• DIRECTIONS: Extract and list every line that contains the word "general".

-- Start EXERCISE MATERIALS --

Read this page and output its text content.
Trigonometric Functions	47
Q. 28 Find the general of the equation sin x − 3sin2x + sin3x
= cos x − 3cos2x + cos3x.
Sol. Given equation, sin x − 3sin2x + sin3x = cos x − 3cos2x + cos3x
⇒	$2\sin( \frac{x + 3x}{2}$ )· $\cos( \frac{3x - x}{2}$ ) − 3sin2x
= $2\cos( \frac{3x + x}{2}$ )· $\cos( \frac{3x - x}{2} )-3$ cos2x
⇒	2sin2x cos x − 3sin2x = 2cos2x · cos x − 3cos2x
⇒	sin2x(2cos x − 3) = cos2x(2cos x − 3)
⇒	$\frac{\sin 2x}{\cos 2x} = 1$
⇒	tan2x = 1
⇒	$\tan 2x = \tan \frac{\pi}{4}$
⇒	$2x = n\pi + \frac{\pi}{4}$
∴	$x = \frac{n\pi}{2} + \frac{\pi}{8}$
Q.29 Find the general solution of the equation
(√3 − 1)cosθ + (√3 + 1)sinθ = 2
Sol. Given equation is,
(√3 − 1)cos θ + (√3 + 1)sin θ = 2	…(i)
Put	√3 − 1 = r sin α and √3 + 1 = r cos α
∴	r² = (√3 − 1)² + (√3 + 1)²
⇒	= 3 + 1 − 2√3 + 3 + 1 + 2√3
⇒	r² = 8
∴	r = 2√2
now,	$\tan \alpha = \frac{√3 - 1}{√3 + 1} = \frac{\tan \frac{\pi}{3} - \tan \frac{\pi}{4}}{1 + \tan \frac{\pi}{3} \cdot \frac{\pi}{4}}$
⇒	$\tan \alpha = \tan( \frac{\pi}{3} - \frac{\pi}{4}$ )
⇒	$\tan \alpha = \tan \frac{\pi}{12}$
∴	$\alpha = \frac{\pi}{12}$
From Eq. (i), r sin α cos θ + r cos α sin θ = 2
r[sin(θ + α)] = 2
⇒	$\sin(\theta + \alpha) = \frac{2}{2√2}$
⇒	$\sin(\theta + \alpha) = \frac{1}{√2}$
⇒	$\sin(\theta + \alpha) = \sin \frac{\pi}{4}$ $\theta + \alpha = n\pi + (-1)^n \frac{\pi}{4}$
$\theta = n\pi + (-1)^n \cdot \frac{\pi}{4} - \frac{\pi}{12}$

-- End EXERCISE MATERIALS --
-- Start EXERCISE MATERIALS --

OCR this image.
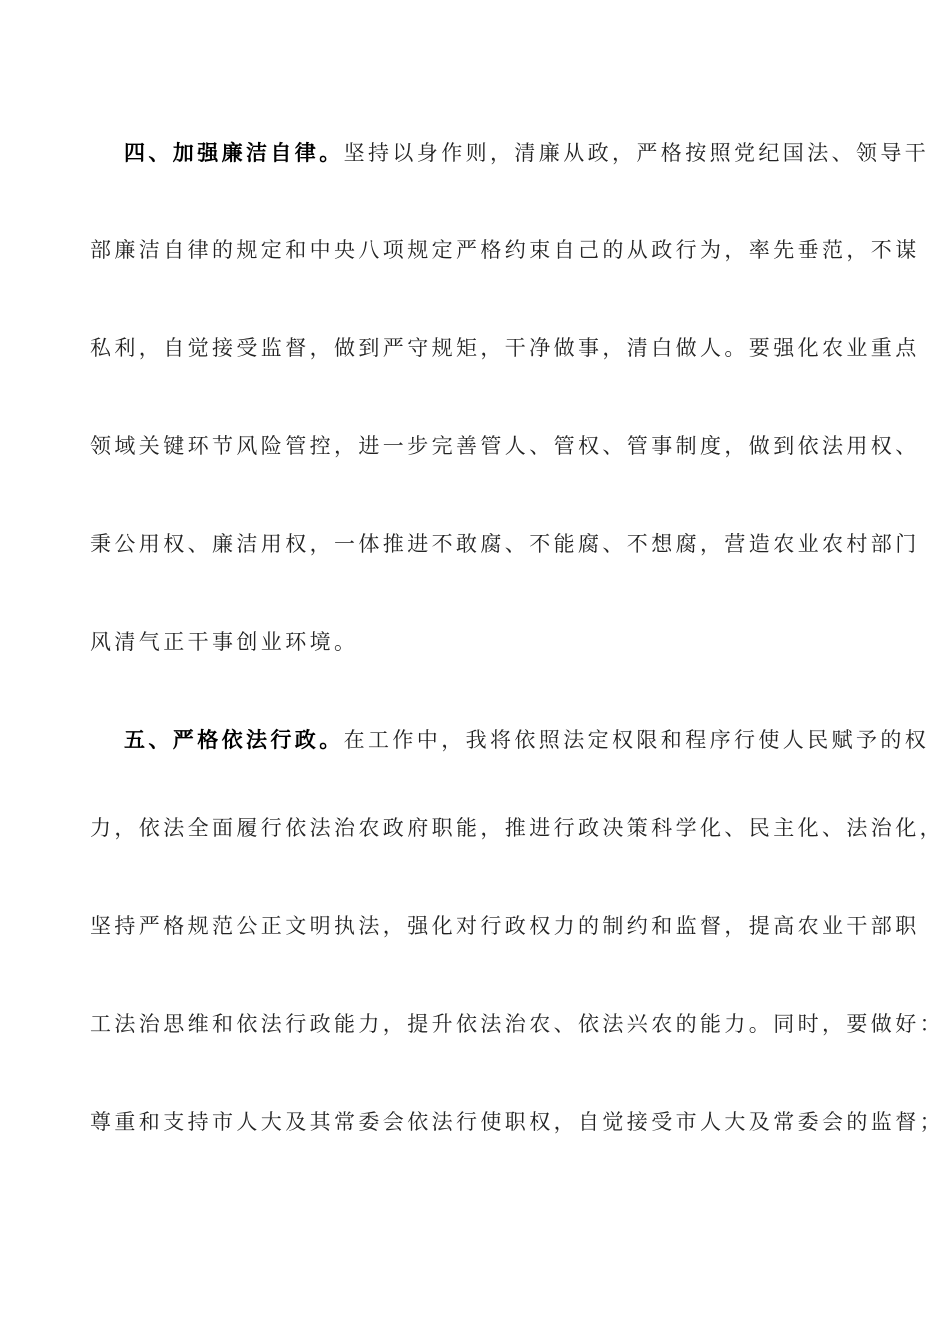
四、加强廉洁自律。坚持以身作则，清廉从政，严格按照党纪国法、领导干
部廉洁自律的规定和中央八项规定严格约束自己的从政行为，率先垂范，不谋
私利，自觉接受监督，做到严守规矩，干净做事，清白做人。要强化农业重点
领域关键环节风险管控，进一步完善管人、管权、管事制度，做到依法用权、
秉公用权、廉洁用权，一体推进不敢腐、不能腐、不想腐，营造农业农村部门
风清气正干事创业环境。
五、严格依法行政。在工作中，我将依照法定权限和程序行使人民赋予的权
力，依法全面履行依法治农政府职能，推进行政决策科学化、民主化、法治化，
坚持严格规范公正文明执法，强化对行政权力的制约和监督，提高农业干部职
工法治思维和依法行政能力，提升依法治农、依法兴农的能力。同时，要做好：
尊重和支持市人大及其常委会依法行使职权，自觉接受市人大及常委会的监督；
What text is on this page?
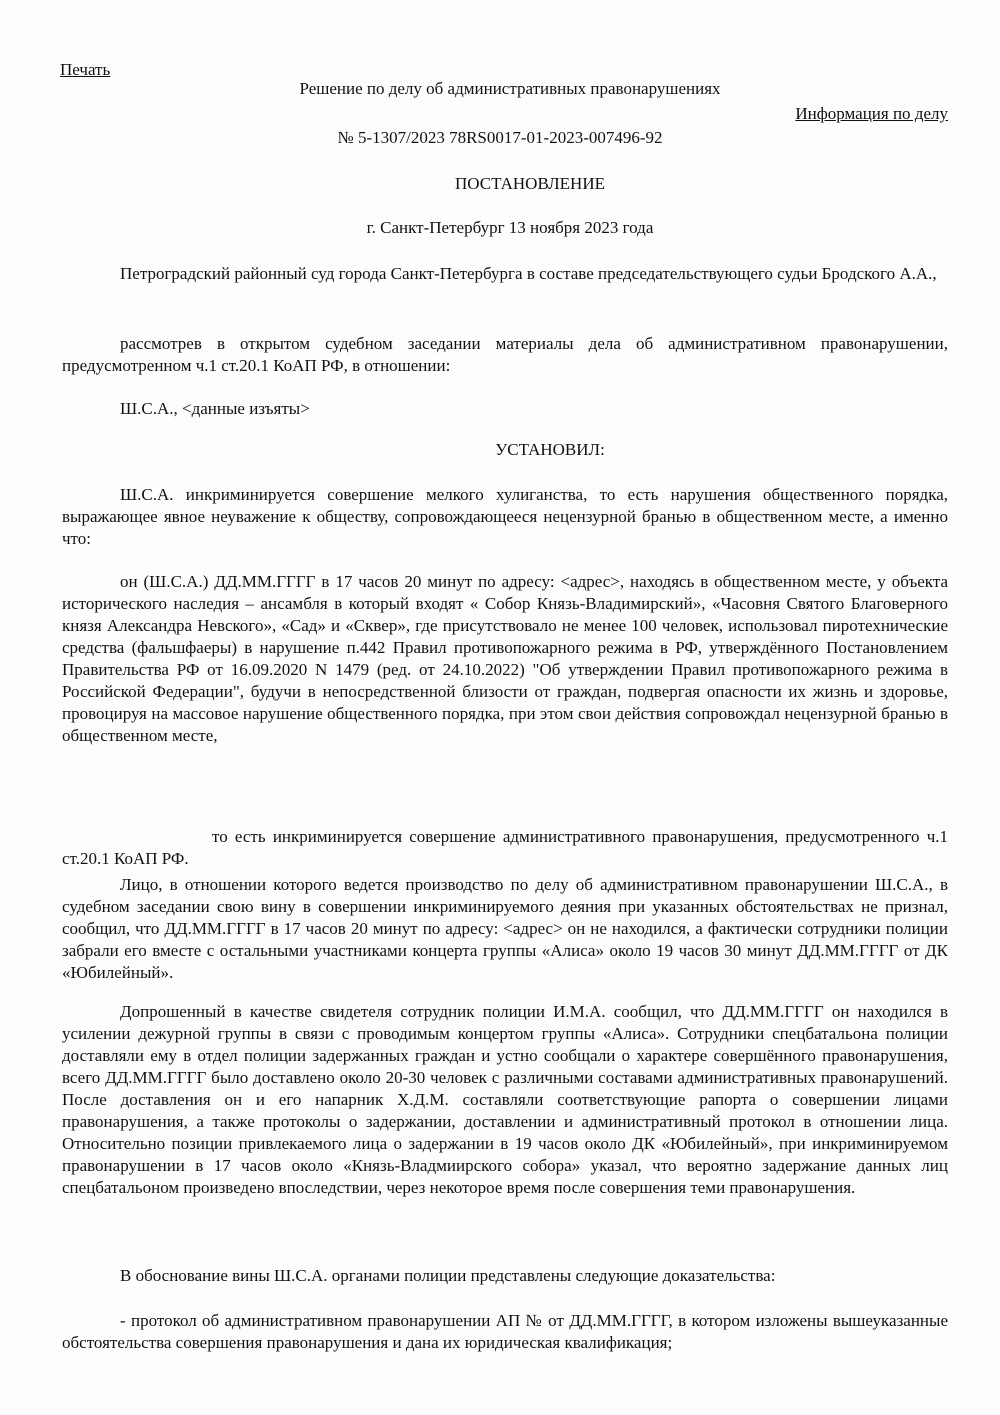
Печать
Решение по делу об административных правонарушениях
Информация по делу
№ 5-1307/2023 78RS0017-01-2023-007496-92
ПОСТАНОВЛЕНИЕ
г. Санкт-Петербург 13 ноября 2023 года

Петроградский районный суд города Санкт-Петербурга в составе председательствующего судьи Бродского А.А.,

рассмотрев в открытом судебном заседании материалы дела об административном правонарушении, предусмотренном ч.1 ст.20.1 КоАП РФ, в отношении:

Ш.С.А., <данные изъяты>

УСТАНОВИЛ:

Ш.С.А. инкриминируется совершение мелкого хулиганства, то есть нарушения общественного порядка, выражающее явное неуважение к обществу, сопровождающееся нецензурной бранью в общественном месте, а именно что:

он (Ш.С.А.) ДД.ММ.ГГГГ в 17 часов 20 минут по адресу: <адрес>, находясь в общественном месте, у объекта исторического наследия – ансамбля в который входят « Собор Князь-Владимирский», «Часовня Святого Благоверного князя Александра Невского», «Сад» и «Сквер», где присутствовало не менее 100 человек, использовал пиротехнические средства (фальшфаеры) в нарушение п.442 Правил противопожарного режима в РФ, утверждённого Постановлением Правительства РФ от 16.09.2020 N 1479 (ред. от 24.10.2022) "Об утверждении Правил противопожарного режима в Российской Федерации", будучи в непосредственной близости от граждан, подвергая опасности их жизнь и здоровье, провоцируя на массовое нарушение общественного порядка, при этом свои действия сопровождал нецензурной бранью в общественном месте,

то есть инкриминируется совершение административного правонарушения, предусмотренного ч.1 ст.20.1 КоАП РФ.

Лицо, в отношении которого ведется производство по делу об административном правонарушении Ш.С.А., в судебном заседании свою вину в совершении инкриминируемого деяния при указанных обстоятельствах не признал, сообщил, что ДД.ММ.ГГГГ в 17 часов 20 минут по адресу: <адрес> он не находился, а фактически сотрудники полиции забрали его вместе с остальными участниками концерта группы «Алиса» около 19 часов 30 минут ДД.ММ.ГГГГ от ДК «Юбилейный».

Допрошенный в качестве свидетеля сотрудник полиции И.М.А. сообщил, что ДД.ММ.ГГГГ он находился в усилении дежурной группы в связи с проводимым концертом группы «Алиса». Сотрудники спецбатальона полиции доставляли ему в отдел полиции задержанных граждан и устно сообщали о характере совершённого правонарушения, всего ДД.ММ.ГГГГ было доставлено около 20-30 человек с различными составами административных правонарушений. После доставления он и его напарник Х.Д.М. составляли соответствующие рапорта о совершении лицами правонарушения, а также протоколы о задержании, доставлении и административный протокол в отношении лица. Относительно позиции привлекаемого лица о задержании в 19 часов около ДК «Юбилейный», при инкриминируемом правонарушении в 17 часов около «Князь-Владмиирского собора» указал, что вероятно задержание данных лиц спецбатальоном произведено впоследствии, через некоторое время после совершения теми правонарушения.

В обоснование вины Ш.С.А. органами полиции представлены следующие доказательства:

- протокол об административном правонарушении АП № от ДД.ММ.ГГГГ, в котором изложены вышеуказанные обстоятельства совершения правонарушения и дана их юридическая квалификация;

-- End EXERCISE MATERIALS --

• RESULT BELOW:
Q. 28 Find the general of the equation sin x − 3sin2x + sin3x
Q.29 Find the general solution of the equation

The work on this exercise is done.